## Set task:
From the entries below, pull out each line where "JSON" appears.

## Information shown:
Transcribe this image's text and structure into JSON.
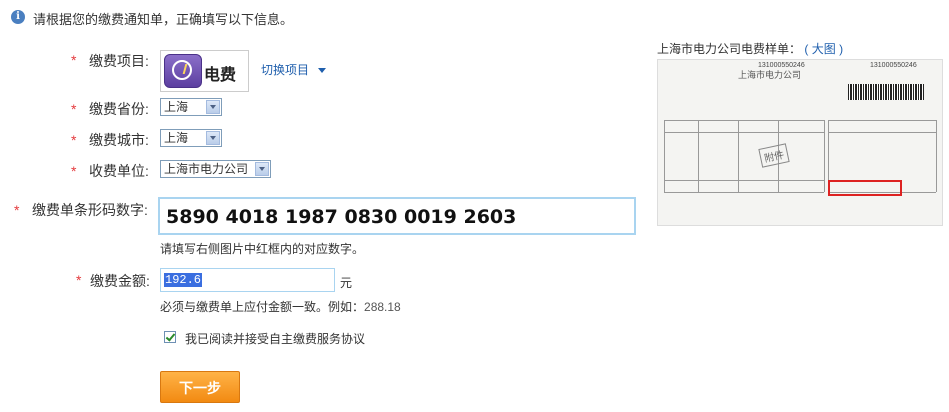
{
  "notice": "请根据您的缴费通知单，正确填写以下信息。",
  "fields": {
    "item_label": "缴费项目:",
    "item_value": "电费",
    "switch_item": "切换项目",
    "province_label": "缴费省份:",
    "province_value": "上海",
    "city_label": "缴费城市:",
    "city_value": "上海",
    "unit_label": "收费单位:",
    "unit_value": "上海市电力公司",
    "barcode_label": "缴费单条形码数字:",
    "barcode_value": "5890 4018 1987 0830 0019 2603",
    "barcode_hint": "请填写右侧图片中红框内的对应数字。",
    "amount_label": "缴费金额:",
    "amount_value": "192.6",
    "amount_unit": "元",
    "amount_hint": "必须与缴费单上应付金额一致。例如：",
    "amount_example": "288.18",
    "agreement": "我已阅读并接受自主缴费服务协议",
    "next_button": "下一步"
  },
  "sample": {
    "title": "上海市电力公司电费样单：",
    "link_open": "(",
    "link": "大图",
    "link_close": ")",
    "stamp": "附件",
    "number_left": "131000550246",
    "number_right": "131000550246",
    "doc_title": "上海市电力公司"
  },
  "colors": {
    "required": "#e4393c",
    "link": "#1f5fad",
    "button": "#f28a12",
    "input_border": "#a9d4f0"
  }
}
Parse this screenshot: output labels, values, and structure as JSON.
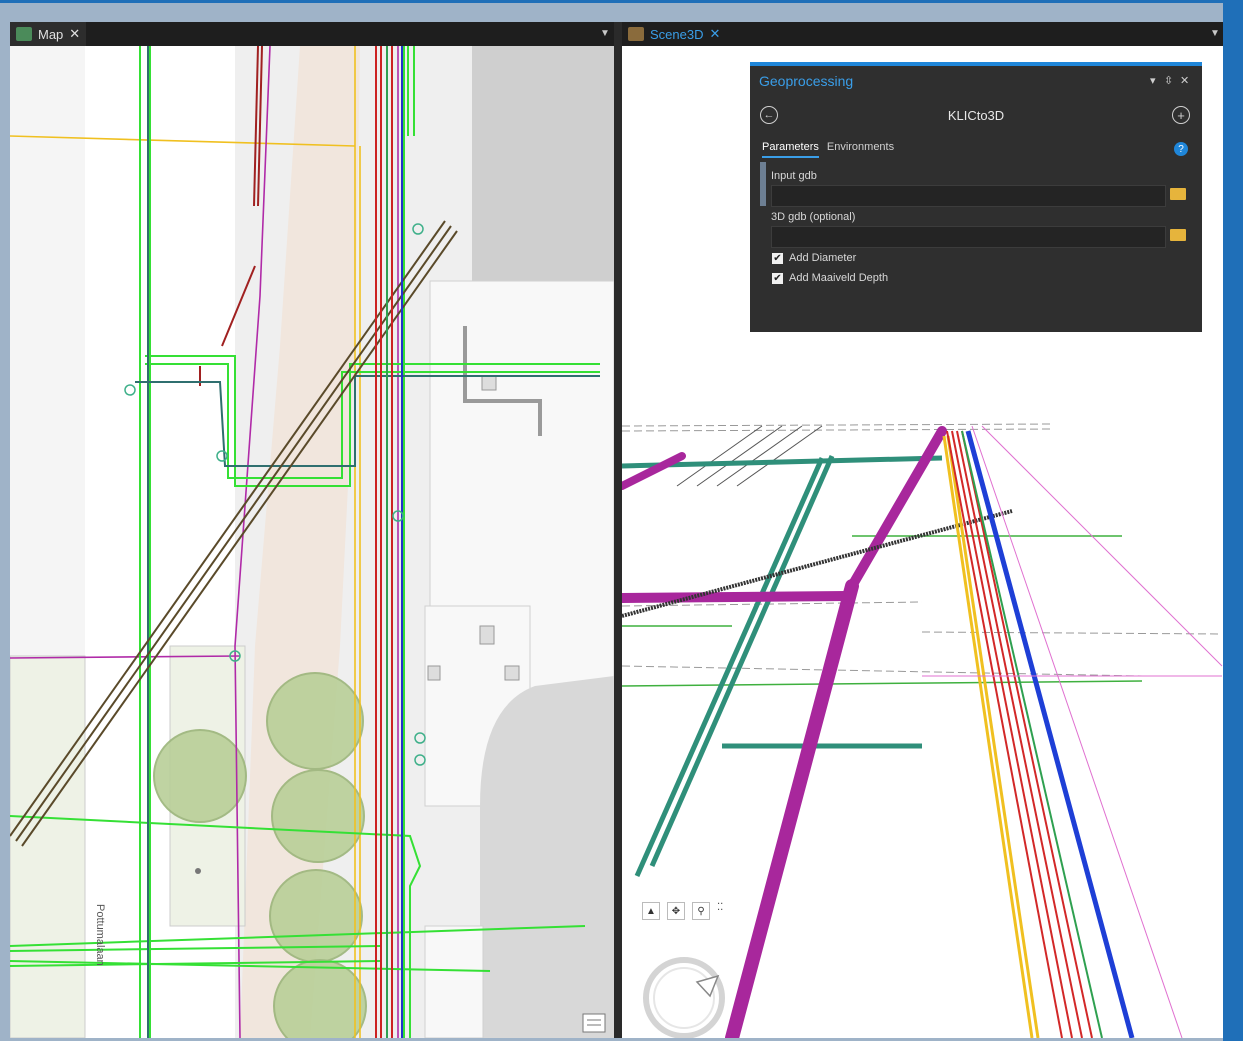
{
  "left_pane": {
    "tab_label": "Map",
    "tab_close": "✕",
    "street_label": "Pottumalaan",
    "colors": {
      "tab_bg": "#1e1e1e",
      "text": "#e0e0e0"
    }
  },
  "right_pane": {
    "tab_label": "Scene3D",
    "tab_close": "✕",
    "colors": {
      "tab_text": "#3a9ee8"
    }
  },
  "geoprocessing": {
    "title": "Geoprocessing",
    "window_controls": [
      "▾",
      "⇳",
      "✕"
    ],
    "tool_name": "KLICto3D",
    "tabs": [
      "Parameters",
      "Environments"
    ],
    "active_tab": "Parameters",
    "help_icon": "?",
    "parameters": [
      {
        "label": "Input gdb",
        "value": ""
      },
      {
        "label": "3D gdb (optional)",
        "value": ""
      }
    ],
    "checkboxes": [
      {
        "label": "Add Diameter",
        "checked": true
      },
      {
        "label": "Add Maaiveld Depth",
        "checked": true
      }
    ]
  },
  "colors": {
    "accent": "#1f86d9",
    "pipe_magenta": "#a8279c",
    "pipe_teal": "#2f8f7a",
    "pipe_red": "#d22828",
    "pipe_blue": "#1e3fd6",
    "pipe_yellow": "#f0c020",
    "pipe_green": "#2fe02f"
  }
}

* * *

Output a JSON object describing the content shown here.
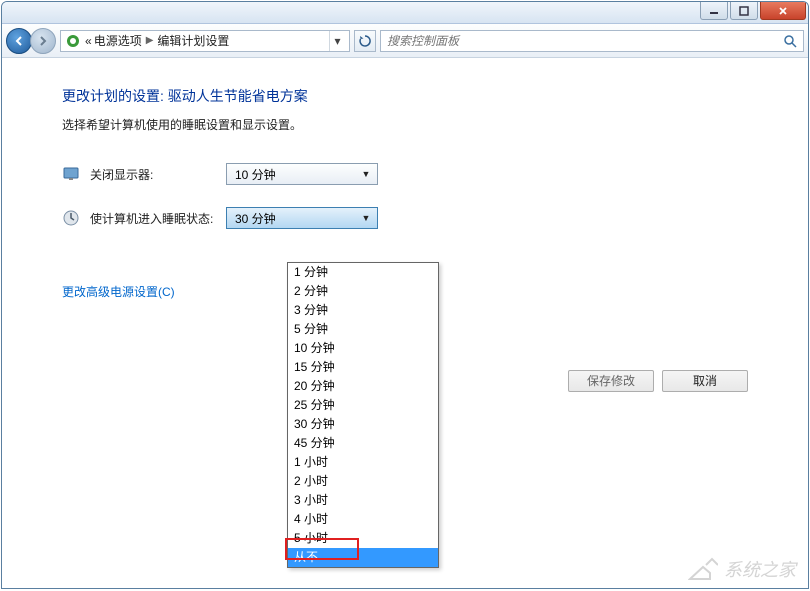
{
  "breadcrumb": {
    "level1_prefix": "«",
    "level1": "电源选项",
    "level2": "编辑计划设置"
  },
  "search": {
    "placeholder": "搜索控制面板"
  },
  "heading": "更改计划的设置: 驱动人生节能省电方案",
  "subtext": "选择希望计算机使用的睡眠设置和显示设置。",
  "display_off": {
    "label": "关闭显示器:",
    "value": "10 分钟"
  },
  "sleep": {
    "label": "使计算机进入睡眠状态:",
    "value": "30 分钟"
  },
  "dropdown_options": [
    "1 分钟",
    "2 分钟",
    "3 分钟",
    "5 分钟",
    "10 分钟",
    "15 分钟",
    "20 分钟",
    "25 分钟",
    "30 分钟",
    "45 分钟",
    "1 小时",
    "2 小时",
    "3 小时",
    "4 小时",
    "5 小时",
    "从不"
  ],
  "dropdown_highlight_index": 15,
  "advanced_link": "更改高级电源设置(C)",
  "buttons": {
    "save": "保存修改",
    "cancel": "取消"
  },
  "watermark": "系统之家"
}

## Exercise solution:
Transcribe this image's text and structure into JSON.
Parse this screenshot: output labels, values, and structure as JSON.
Output a JSON object describing the content shown here.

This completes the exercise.